Short task: Reproduce every line of the following material verbatim, with no changes of any kind.

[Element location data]
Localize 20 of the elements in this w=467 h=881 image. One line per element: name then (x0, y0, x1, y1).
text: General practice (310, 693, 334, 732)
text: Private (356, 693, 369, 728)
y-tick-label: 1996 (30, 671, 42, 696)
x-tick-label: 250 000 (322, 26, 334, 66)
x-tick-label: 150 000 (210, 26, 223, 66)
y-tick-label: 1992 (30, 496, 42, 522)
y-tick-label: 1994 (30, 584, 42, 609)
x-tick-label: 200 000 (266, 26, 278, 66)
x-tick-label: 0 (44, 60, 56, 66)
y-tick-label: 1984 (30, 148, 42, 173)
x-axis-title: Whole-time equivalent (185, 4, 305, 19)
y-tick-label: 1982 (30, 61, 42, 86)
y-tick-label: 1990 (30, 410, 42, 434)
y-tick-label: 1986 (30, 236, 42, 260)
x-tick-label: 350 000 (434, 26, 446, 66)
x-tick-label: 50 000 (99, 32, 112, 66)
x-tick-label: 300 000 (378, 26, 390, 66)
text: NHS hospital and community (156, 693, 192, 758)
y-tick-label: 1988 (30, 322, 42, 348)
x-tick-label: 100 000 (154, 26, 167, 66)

Final result:
Localize 20 of the elements in this w=467 h=881 image. One line per element: name then (x0, y0, x1, y1).
text: General practice (310, 693, 334, 732)
text: Private (356, 693, 369, 728)
y-tick-label: 1996 (30, 671, 42, 696)
x-tick-label: 250 000 (322, 26, 334, 66)
x-tick-label: 150 000 (210, 26, 223, 66)
y-tick-label: 1992 (30, 496, 42, 522)
y-tick-label: 1994 (30, 584, 42, 609)
x-tick-label: 200 000 (266, 26, 278, 66)
x-tick-label: 0 (44, 60, 56, 66)
y-tick-label: 1984 (30, 148, 42, 173)
x-axis-title: Whole-time equivalent (185, 4, 305, 19)
y-tick-label: 1982 (30, 61, 42, 86)
y-tick-label: 1990 (30, 410, 42, 434)
y-tick-label: 1986 (30, 236, 42, 260)
x-tick-label: 350 000 (434, 26, 446, 66)
x-tick-label: 50 000 (99, 32, 112, 66)
x-tick-label: 300 000 (378, 26, 390, 66)
text: NHS hospital and community (156, 693, 192, 758)
y-tick-label: 1988 (30, 322, 42, 348)
x-tick-label: 100 000 (154, 26, 167, 66)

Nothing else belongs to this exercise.